--- start of DATA SHOWN ---

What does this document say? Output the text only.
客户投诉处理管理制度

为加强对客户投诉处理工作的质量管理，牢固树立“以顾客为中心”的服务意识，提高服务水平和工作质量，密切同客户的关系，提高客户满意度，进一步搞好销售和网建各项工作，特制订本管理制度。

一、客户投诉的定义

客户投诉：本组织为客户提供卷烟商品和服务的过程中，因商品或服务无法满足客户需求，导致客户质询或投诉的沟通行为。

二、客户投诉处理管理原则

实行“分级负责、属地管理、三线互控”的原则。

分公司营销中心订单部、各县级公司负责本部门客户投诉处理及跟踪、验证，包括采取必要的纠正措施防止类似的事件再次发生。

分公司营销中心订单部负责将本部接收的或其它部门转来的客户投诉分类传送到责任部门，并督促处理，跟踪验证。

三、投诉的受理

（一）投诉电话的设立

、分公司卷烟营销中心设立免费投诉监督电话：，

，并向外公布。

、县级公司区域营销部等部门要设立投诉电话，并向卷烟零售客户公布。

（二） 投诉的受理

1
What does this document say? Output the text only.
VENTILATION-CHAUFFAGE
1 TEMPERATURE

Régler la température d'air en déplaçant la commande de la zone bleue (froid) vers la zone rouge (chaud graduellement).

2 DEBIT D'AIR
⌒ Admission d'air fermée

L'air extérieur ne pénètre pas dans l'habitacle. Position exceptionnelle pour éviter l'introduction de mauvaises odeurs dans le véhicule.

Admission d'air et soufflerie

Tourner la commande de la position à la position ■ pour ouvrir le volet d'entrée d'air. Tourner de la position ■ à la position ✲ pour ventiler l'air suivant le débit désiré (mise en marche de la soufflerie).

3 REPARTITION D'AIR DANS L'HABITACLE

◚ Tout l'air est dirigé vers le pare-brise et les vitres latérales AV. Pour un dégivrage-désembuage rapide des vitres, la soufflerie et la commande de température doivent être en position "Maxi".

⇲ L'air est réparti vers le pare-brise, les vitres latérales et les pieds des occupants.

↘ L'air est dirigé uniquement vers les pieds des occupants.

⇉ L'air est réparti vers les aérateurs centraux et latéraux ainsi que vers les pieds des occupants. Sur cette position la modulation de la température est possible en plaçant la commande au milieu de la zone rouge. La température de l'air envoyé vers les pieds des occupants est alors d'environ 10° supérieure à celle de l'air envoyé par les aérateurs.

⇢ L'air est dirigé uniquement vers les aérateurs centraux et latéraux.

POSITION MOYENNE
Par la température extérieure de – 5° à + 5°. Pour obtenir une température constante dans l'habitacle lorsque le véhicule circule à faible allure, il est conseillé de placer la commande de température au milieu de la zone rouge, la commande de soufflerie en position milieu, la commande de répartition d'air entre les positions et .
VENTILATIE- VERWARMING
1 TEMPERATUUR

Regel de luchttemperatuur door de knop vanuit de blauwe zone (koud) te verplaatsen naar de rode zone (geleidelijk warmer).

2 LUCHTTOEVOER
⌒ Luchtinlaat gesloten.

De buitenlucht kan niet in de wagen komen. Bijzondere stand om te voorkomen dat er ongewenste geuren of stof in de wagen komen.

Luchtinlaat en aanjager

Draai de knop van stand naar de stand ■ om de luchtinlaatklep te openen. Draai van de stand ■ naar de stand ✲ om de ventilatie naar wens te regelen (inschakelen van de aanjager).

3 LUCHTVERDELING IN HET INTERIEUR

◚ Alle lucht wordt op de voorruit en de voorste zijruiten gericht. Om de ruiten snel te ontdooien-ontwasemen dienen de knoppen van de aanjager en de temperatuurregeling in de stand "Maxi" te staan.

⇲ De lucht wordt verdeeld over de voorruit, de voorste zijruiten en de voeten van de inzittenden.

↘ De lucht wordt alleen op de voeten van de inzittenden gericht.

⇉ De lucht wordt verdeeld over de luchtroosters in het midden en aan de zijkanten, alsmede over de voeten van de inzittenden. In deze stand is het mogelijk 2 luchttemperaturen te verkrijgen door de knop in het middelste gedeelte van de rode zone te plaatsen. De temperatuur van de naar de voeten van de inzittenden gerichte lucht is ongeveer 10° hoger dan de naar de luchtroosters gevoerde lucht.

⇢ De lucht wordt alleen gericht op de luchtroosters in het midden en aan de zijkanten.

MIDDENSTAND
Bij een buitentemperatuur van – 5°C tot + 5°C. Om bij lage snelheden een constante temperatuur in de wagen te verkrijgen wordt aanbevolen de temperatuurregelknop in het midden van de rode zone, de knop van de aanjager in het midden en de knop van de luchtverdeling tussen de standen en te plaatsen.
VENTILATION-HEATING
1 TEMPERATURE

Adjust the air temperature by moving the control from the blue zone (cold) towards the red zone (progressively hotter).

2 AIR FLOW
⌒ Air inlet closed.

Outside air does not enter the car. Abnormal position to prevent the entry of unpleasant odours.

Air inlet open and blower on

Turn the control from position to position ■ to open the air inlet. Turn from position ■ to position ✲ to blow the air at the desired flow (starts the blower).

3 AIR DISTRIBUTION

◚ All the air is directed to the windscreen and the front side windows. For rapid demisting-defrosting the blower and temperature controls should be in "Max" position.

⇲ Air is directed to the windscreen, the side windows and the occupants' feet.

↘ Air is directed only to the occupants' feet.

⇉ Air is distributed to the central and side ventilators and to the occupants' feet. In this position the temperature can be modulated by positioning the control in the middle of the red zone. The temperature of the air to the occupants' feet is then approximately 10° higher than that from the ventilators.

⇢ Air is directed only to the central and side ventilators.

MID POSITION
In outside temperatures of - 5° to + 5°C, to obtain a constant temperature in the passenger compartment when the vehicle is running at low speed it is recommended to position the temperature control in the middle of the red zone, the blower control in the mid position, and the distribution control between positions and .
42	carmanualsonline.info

--- end of DATA SHOWN ---

### EXERCISE REQUIREMENTS
Reproduce all the records precisely.

### SOLUTION FOR THIS PROBLEM
What does this document say? Output the text only.
客户投诉处理管理制度

为加强对客户投诉处理工作的质量管理，牢固树立“以顾客为中心”的服务意识，提高服务水平和工作质量，密切同客户的关系，提高客户满意度，进一步搞好销售和网建各项工作，特制订本管理制度。

一、客户投诉的定义

客户投诉：本组织为客户提供卷烟商品和服务的过程中，因商品或服务无法满足客户需求，导致客户质询或投诉的沟通行为。

二、客户投诉处理管理原则

实行“分级负责、属地管理、三线互控”的原则。

分公司营销中心订单部、各县级公司负责本部门客户投诉处理及跟踪、验证，包括采取必要的纠正措施防止类似的事件再次发生。

分公司营销中心订单部负责将本部接收的或其它部门转来的客户投诉分类传送到责任部门，并督促处理，跟踪验证。

三、投诉的受理

（一）投诉电话的设立

、分公司卷烟营销中心设立免费投诉监督电话：，

，并向外公布。

、县级公司区域营销部等部门要设立投诉电话，并向卷烟零售客户公布。

（二） 投诉的受理

1
What does this document say? Output the text only.
VENTILATION-CHAUFFAGE
1 TEMPERATURE

Régler la température d'air en déplaçant la commande de la zone bleue (froid) vers la zone rouge (chaud graduellement).

2 DEBIT D'AIR
⌒ Admission d'air fermée

L'air extérieur ne pénètre pas dans l'habitacle. Position exceptionnelle pour éviter l'introduction de mauvaises odeurs dans le véhicule.

Admission d'air et soufflerie

Tourner la commande de la position à la position ■ pour ouvrir le volet d'entrée d'air. Tourner de la position ■ à la position ✲ pour ventiler l'air suivant le débit désiré (mise en marche de la soufflerie).

3 REPARTITION D'AIR DANS L'HABITACLE

◚ Tout l'air est dirigé vers le pare-brise et les vitres latérales AV. Pour un dégivrage-désembuage rapide des vitres, la soufflerie et la commande de température doivent être en position "Maxi".

⇲ L'air est réparti vers le pare-brise, les vitres latérales et les pieds des occupants.

↘ L'air est dirigé uniquement vers les pieds des occupants.

⇉ L'air est réparti vers les aérateurs centraux et latéraux ainsi que vers les pieds des occupants. Sur cette position la modulation de la température est possible en plaçant la commande au milieu de la zone rouge. La température de l'air envoyé vers les pieds des occupants est alors d'environ 10° supérieure à celle de l'air envoyé par les aérateurs.

⇢ L'air est dirigé uniquement vers les aérateurs centraux et latéraux.

POSITION MOYENNE
Par la température extérieure de – 5° à + 5°. Pour obtenir une température constante dans l'habitacle lorsque le véhicule circule à faible allure, il est conseillé de placer la commande de température au milieu de la zone rouge, la commande de soufflerie en position milieu, la commande de répartition d'air entre les positions et .
VENTILATIE- VERWARMING
1 TEMPERATUUR

Regel de luchttemperatuur door de knop vanuit de blauwe zone (koud) te verplaatsen naar de rode zone (geleidelijk warmer).

2 LUCHTTOEVOER
⌒ Luchtinlaat gesloten.

De buitenlucht kan niet in de wagen komen. Bijzondere stand om te voorkomen dat er ongewenste geuren of stof in de wagen komen.

Luchtinlaat en aanjager

Draai de knop van stand naar de stand ■ om de luchtinlaatklep te openen. Draai van de stand ■ naar de stand ✲ om de ventilatie naar wens te regelen (inschakelen van de aanjager).

3 LUCHTVERDELING IN HET INTERIEUR

◚ Alle lucht wordt op de voorruit en de voorste zijruiten gericht. Om de ruiten snel te ontdooien-ontwasemen dienen de knoppen van de aanjager en de temperatuurregeling in de stand "Maxi" te staan.

⇲ De lucht wordt verdeeld over de voorruit, de voorste zijruiten en de voeten van de inzittenden.

↘ De lucht wordt alleen op de voeten van de inzittenden gericht.

⇉ De lucht wordt verdeeld over de luchtroosters in het midden en aan de zijkanten, alsmede over de voeten van de inzittenden. In deze stand is het mogelijk 2 luchttemperaturen te verkrijgen door de knop in het middelste gedeelte van de rode zone te plaatsen. De temperatuur van de naar de voeten van de inzittenden gerichte lucht is ongeveer 10° hoger dan de naar de luchtroosters gevoerde lucht.

⇢ De lucht wordt alleen gericht op de luchtroosters in het midden en aan de zijkanten.

MIDDENSTAND
Bij een buitentemperatuur van – 5°C tot + 5°C. Om bij lage snelheden een constante temperatuur in de wagen te verkrijgen wordt aanbevolen de temperatuurregelknop in het midden van de rode zone, de knop van de aanjager in het midden en de knop van de luchtverdeling tussen de standen en te plaatsen.
VENTILATION-HEATING
1 TEMPERATURE

Adjust the air temperature by moving the control from the blue zone (cold) towards the red zone (progressively hotter).

2 AIR FLOW
⌒ Air inlet closed.

Outside air does not enter the car. Abnormal position to prevent the entry of unpleasant odours.

Air inlet open and blower on

Turn the control from position to position ■ to open the air inlet. Turn from position ■ to position ✲ to blow the air at the desired flow (starts the blower).

3 AIR DISTRIBUTION

◚ All the air is directed to the windscreen and the front side windows. For rapid demisting-defrosting the blower and temperature controls should be in "Max" position.

⇲ Air is directed to the windscreen, the side windows and the occupants' feet.

↘ Air is directed only to the occupants' feet.

⇉ Air is distributed to the central and side ventilators and to the occupants' feet. In this position the temperature can be modulated by positioning the control in the middle of the red zone. The temperature of the air to the occupants' feet is then approximately 10° higher than that from the ventilators.

⇢ Air is directed only to the central and side ventilators.

MID POSITION
In outside temperatures of - 5° to + 5°C, to obtain a constant temperature in the passenger compartment when the vehicle is running at low speed it is recommended to position the temperature control in the middle of the red zone, the blower control in the mid position, and the distribution control between positions and .
42	carmanualsonline.info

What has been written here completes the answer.